▶ [The data]
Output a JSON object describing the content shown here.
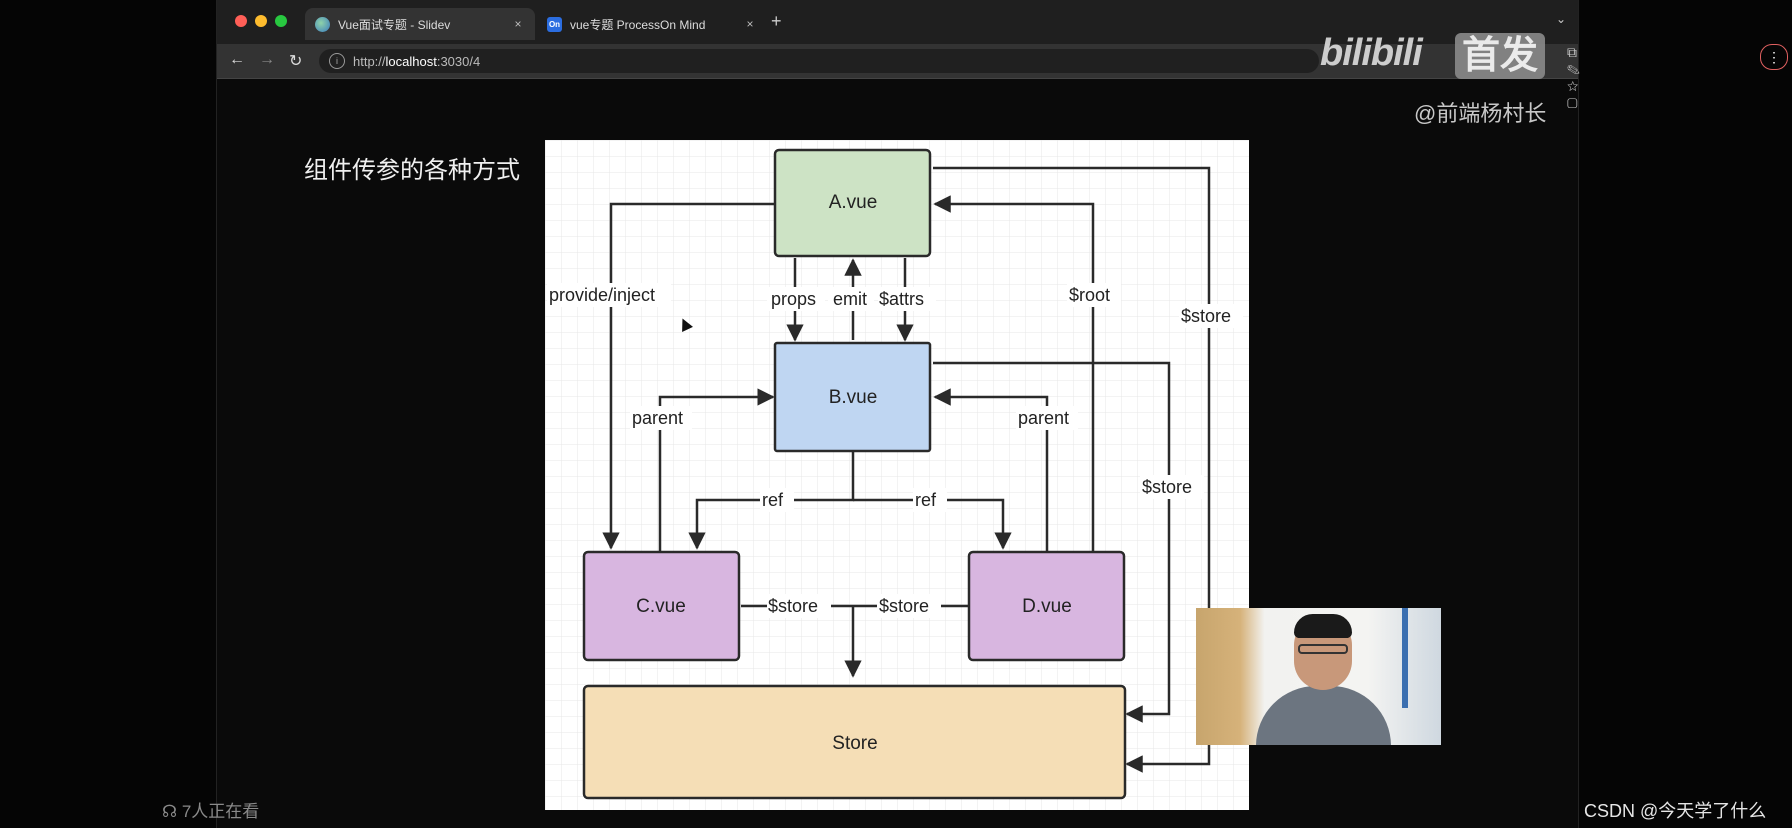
{
  "browser": {
    "tabs": [
      {
        "label": "Vue面试专题 - Slidev",
        "icon": "globe-icon",
        "active": true
      },
      {
        "label": "vue专题 ProcessOn Mind",
        "icon": "processon-icon",
        "active": false
      }
    ],
    "favicon_on": "On",
    "close_glyph": "×",
    "new_tab": "+",
    "tab_menu": "⌄",
    "url_scheme": "http://",
    "url_host": "localhost",
    "url_path": ":3030/4",
    "info_glyph": "i"
  },
  "watermark": {
    "logo": "bilibili",
    "badge": "首发",
    "uploader": "@前端杨村长"
  },
  "slide": {
    "title": "组件传参的各种方式"
  },
  "diagram": {
    "nodes": {
      "a": "A.vue",
      "b": "B.vue",
      "c": "C.vue",
      "d": "D.vue",
      "store": "Store"
    },
    "labels": {
      "provide_inject": "provide/inject",
      "props": "props",
      "emit": "emit",
      "attrs": "$attrs",
      "root": "$root",
      "store_outer": "$store",
      "store_b": "$store",
      "parent_left": "parent",
      "parent_right": "parent",
      "ref_left": "ref",
      "ref_right": "ref",
      "store_c": "$store",
      "store_d": "$store"
    },
    "colors": {
      "a": "#cde3c5",
      "b": "#bfd6f2",
      "cd": "#d8b6e0",
      "store": "#f5deb6"
    }
  },
  "footer": {
    "viewers": "7人正在看",
    "credit": "CSDN @今天学了什么"
  }
}
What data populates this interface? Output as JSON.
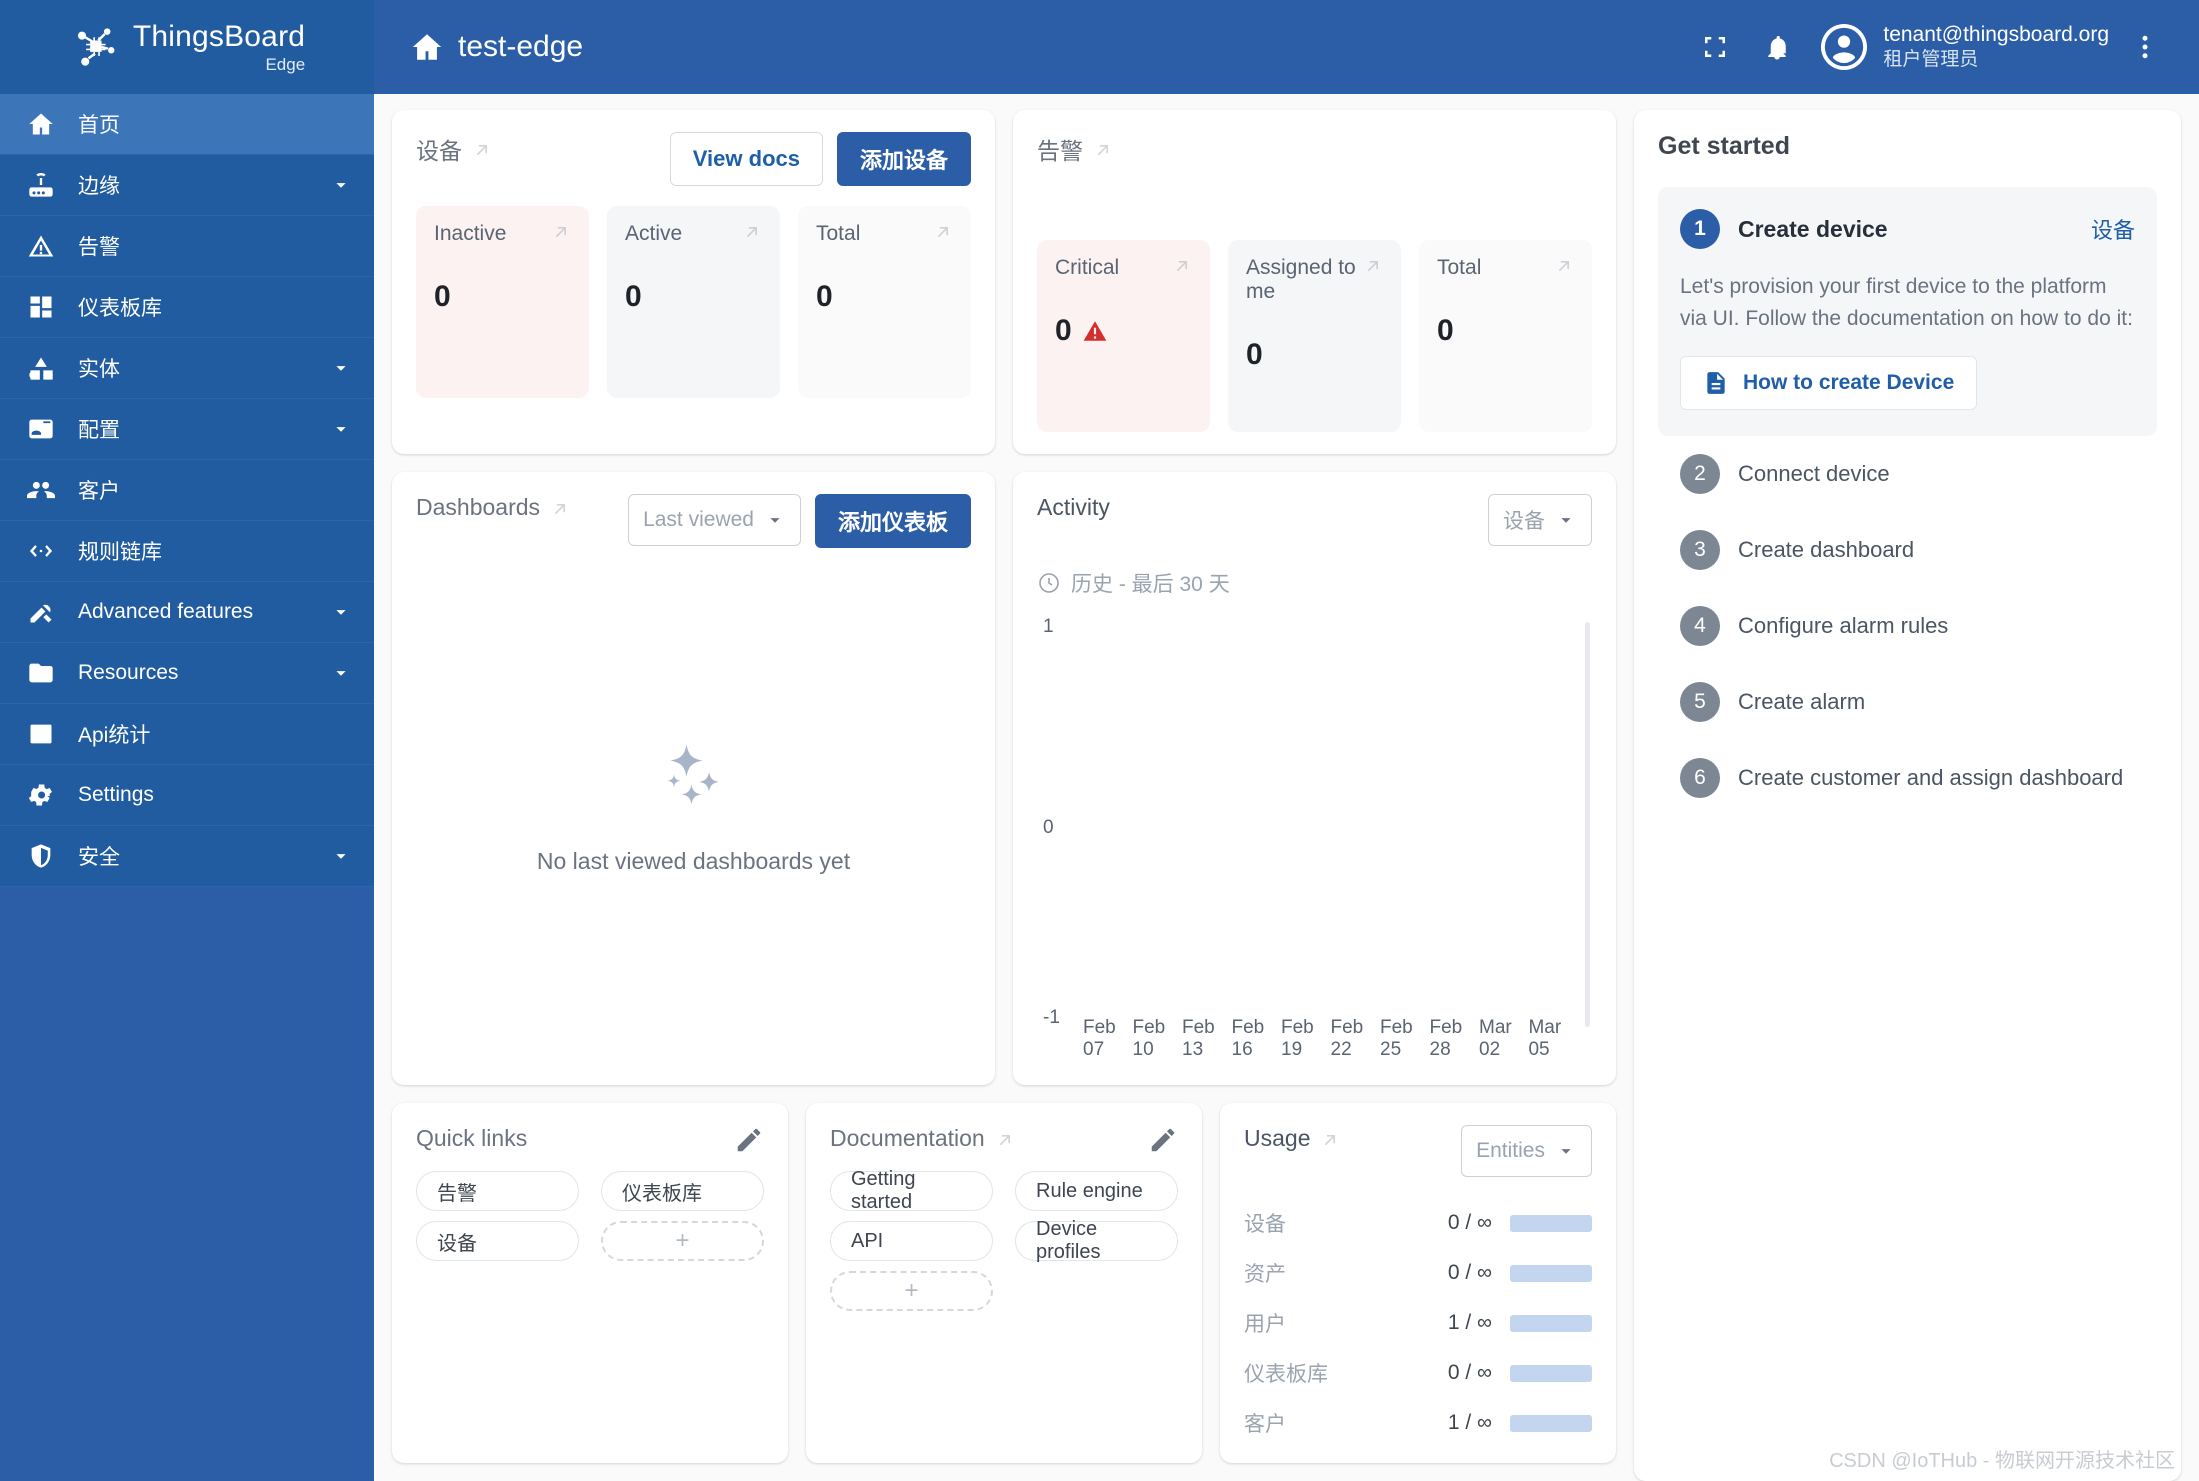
{
  "brand": {
    "name": "ThingsBoard",
    "sub": "Edge",
    "logo_icon": "thingsboard-logo-icon"
  },
  "sidebar": {
    "items": [
      {
        "label": "首页",
        "icon": "home-icon",
        "active": true,
        "expandable": false
      },
      {
        "label": "边缘",
        "icon": "router-icon",
        "active": false,
        "expandable": true
      },
      {
        "label": "告警",
        "icon": "alert-triangle-icon",
        "active": false,
        "expandable": false
      },
      {
        "label": "仪表板库",
        "icon": "dashboard-grid-icon",
        "active": false,
        "expandable": false
      },
      {
        "label": "实体",
        "icon": "entities-shapes-icon",
        "active": false,
        "expandable": true
      },
      {
        "label": "配置",
        "icon": "profile-card-icon",
        "active": false,
        "expandable": true
      },
      {
        "label": "客户",
        "icon": "people-icon",
        "active": false,
        "expandable": false
      },
      {
        "label": "规则链库",
        "icon": "rule-chain-icon",
        "active": false,
        "expandable": false
      },
      {
        "label": "Advanced features",
        "icon": "tools-icon",
        "active": false,
        "expandable": true
      },
      {
        "label": "Resources",
        "icon": "folder-icon",
        "active": false,
        "expandable": true
      },
      {
        "label": "Api统计",
        "icon": "bar-chart-icon",
        "active": false,
        "expandable": false
      },
      {
        "label": "Settings",
        "icon": "gear-icon",
        "active": false,
        "expandable": false
      },
      {
        "label": "安全",
        "icon": "shield-icon",
        "active": false,
        "expandable": true
      }
    ]
  },
  "topbar": {
    "home_icon": "home-icon",
    "title": "test-edge",
    "fullscreen_icon": "fullscreen-icon",
    "notifications_icon": "bell-icon",
    "avatar_icon": "account-circle-icon",
    "user_email": "tenant@thingsboard.org",
    "user_role": "租户管理员",
    "more_icon": "more-vertical-icon"
  },
  "devices_card": {
    "title": "设备",
    "view_docs_label": "View docs",
    "add_device_label": "添加设备",
    "tiles": [
      {
        "label": "Inactive",
        "value": "0",
        "tone": "red"
      },
      {
        "label": "Active",
        "value": "0",
        "tone": "grey"
      },
      {
        "label": "Total",
        "value": "0",
        "tone": "plain"
      }
    ]
  },
  "alarms_card": {
    "title": "告警",
    "tiles": [
      {
        "label": "Critical",
        "value": "0",
        "tone": "red",
        "warn": true
      },
      {
        "label": "Assigned to me",
        "value": "0",
        "tone": "grey",
        "warn": false
      },
      {
        "label": "Total",
        "value": "0",
        "tone": "plain",
        "warn": false
      }
    ]
  },
  "dashboards_card": {
    "title": "Dashboards",
    "sort_label": "Last viewed",
    "add_label": "添加仪表板",
    "empty_text": "No last viewed dashboards yet",
    "empty_icon": "sparkles-icon"
  },
  "activity_card": {
    "title": "Activity",
    "entity_select": "设备",
    "time_icon": "clock-icon",
    "time_label": "历史 - 最后 30 天"
  },
  "chart_data": {
    "type": "line",
    "title": "Activity",
    "xlabel": "",
    "ylabel": "",
    "ylim": [
      -1,
      1
    ],
    "yticks": [
      "1",
      "0",
      "-1"
    ],
    "x": [
      "Feb 07",
      "Feb 10",
      "Feb 13",
      "Feb 16",
      "Feb 19",
      "Feb 22",
      "Feb 25",
      "Feb 28",
      "Mar 02",
      "Mar 05"
    ],
    "series": [
      {
        "name": "设备",
        "values": [
          null,
          null,
          null,
          null,
          null,
          null,
          null,
          null,
          null,
          null
        ]
      }
    ],
    "grid": false,
    "legend": "none"
  },
  "quick_links_card": {
    "title": "Quick links",
    "edit_icon": "pencil-icon",
    "links": [
      "告警",
      "仪表板库",
      "设备"
    ],
    "add_label": "+"
  },
  "documentation_card": {
    "title": "Documentation",
    "edit_icon": "pencil-icon",
    "links": [
      "Getting started",
      "Rule engine",
      "API",
      "Device profiles"
    ],
    "add_label": "+"
  },
  "usage_card": {
    "title": "Usage",
    "select_label": "Entities",
    "rows": [
      {
        "name": "设备",
        "value": "0 / ∞"
      },
      {
        "name": "资产",
        "value": "0 / ∞"
      },
      {
        "name": "用户",
        "value": "1 / ∞"
      },
      {
        "name": "仪表板库",
        "value": "0 / ∞"
      },
      {
        "name": "客户",
        "value": "1 / ∞"
      }
    ]
  },
  "get_started": {
    "title": "Get started",
    "active_step": {
      "number": "1",
      "label": "Create device",
      "link_label": "设备",
      "description": "Let's provision your first device to the platform via UI. Follow the documentation on how to do it:",
      "doc_button_label": "How to create Device",
      "doc_icon": "document-icon"
    },
    "steps": [
      {
        "number": "2",
        "label": "Connect device"
      },
      {
        "number": "3",
        "label": "Create dashboard"
      },
      {
        "number": "4",
        "label": "Configure alarm rules"
      },
      {
        "number": "5",
        "label": "Create alarm"
      },
      {
        "number": "6",
        "label": "Create customer and assign dashboard"
      }
    ]
  },
  "watermark": "CSDN @IoTHub - 物联网开源技术社区",
  "colors": {
    "brand": "#2b5ea7",
    "danger": "#d32f2f",
    "bar": "#c3d5ef"
  }
}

▶ [What is being asked] All of the records above must be copied exactly, except for the pictures.

▶ [The completed task]
Output a JSON object describing the content shown here.
{
  "browser": {
    "tabs": [
      {
        "label": "Vue面试专题 - Slidev",
        "icon": "globe-icon",
        "active": true
      },
      {
        "label": "vue专题 ProcessOn Mind",
        "icon": "processon-icon",
        "active": false
      }
    ],
    "favicon_on": "On",
    "close_glyph": "×",
    "new_tab": "+",
    "tab_menu": "⌄",
    "url_scheme": "http://",
    "url_host": "localhost",
    "url_path": ":3030/4",
    "info_glyph": "i"
  },
  "watermark": {
    "logo": "bilibili",
    "badge": "首发",
    "uploader": "@前端杨村长"
  },
  "slide": {
    "title": "组件传参的各种方式"
  },
  "diagram": {
    "nodes": {
      "a": "A.vue",
      "b": "B.vue",
      "c": "C.vue",
      "d": "D.vue",
      "store": "Store"
    },
    "labels": {
      "provide_inject": "provide/inject",
      "props": "props",
      "emit": "emit",
      "attrs": "$attrs",
      "root": "$root",
      "store_outer": "$store",
      "store_b": "$store",
      "parent_left": "parent",
      "parent_right": "parent",
      "ref_left": "ref",
      "ref_right": "ref",
      "store_c": "$store",
      "store_d": "$store"
    },
    "colors": {
      "a": "#cde3c5",
      "b": "#bfd6f2",
      "cd": "#d8b6e0",
      "store": "#f5deb6"
    }
  },
  "footer": {
    "viewers": "7人正在看",
    "credit": "CSDN @今天学了什么"
  }
}
What data populates this interface? Output as JSON.
{
  "brand": {
    "name": "ThingsBoard",
    "sub": "Edge",
    "logo_icon": "thingsboard-logo-icon"
  },
  "sidebar": {
    "items": [
      {
        "label": "首页",
        "icon": "home-icon",
        "active": true,
        "expandable": false
      },
      {
        "label": "边缘",
        "icon": "router-icon",
        "active": false,
        "expandable": true
      },
      {
        "label": "告警",
        "icon": "alert-triangle-icon",
        "active": false,
        "expandable": false
      },
      {
        "label": "仪表板库",
        "icon": "dashboard-grid-icon",
        "active": false,
        "expandable": false
      },
      {
        "label": "实体",
        "icon": "entities-shapes-icon",
        "active": false,
        "expandable": true
      },
      {
        "label": "配置",
        "icon": "profile-card-icon",
        "active": false,
        "expandable": true
      },
      {
        "label": "客户",
        "icon": "people-icon",
        "active": false,
        "expandable": false
      },
      {
        "label": "规则链库",
        "icon": "rule-chain-icon",
        "active": false,
        "expandable": false
      },
      {
        "label": "Advanced features",
        "icon": "tools-icon",
        "active": false,
        "expandable": true
      },
      {
        "label": "Resources",
        "icon": "folder-icon",
        "active": false,
        "expandable": true
      },
      {
        "label": "Api统计",
        "icon": "bar-chart-icon",
        "active": false,
        "expandable": false
      },
      {
        "label": "Settings",
        "icon": "gear-icon",
        "active": false,
        "expandable": false
      },
      {
        "label": "安全",
        "icon": "shield-icon",
        "active": false,
        "expandable": true
      }
    ]
  },
  "topbar": {
    "home_icon": "home-icon",
    "title": "test-edge",
    "fullscreen_icon": "fullscreen-icon",
    "notifications_icon": "bell-icon",
    "avatar_icon": "account-circle-icon",
    "user_email": "tenant@thingsboard.org",
    "user_role": "租户管理员",
    "more_icon": "more-vertical-icon"
  },
  "devices_card": {
    "title": "设备",
    "view_docs_label": "View docs",
    "add_device_label": "添加设备",
    "tiles": [
      {
        "label": "Inactive",
        "value": "0",
        "tone": "red"
      },
      {
        "label": "Active",
        "value": "0",
        "tone": "grey"
      },
      {
        "label": "Total",
        "value": "0",
        "tone": "plain"
      }
    ]
  },
  "alarms_card": {
    "title": "告警",
    "tiles": [
      {
        "label": "Critical",
        "value": "0",
        "tone": "red",
        "warn": true
      },
      {
        "label": "Assigned to me",
        "value": "0",
        "tone": "grey",
        "warn": false
      },
      {
        "label": "Total",
        "value": "0",
        "tone": "plain",
        "warn": false
      }
    ]
  },
  "dashboards_card": {
    "title": "Dashboards",
    "sort_label": "Last viewed",
    "add_label": "添加仪表板",
    "empty_text": "No last viewed dashboards yet",
    "empty_icon": "sparkles-icon"
  },
  "activity_card": {
    "title": "Activity",
    "entity_select": "设备",
    "time_icon": "clock-icon",
    "time_label": "历史 - 最后 30 天"
  },
  "chart_data": {
    "type": "line",
    "title": "Activity",
    "xlabel": "",
    "ylabel": "",
    "ylim": [
      -1,
      1
    ],
    "yticks": [
      "1",
      "0",
      "-1"
    ],
    "x": [
      "Feb 07",
      "Feb 10",
      "Feb 13",
      "Feb 16",
      "Feb 19",
      "Feb 22",
      "Feb 25",
      "Feb 28",
      "Mar 02",
      "Mar 05"
    ],
    "series": [
      {
        "name": "设备",
        "values": [
          null,
          null,
          null,
          null,
          null,
          null,
          null,
          null,
          null,
          null
        ]
      }
    ],
    "grid": false,
    "legend": "none"
  },
  "quick_links_card": {
    "title": "Quick links",
    "edit_icon": "pencil-icon",
    "links": [
      "告警",
      "仪表板库",
      "设备"
    ],
    "add_label": "+"
  },
  "documentation_card": {
    "title": "Documentation",
    "edit_icon": "pencil-icon",
    "links": [
      "Getting started",
      "Rule engine",
      "API",
      "Device profiles"
    ],
    "add_label": "+"
  },
  "usage_card": {
    "title": "Usage",
    "select_label": "Entities",
    "rows": [
      {
        "name": "设备",
        "value": "0 / ∞"
      },
      {
        "name": "资产",
        "value": "0 / ∞"
      },
      {
        "name": "用户",
        "value": "1 / ∞"
      },
      {
        "name": "仪表板库",
        "value": "0 / ∞"
      },
      {
        "name": "客户",
        "value": "1 / ∞"
      }
    ]
  },
  "get_started": {
    "title": "Get started",
    "active_step": {
      "number": "1",
      "label": "Create device",
      "link_label": "设备",
      "description": "Let's provision your first device to the platform via UI. Follow the documentation on how to do it:",
      "doc_button_label": "How to create Device",
      "doc_icon": "document-icon"
    },
    "steps": [
      {
        "number": "2",
        "label": "Connect device"
      },
      {
        "number": "3",
        "label": "Create dashboard"
      },
      {
        "number": "4",
        "label": "Configure alarm rules"
      },
      {
        "number": "5",
        "label": "Create alarm"
      },
      {
        "number": "6",
        "label": "Create customer and assign dashboard"
      }
    ]
  },
  "watermark": "CSDN @IoTHub - 物联网开源技术社区",
  "colors": {
    "brand": "#2b5ea7",
    "danger": "#d32f2f",
    "bar": "#c3d5ef"
  }
}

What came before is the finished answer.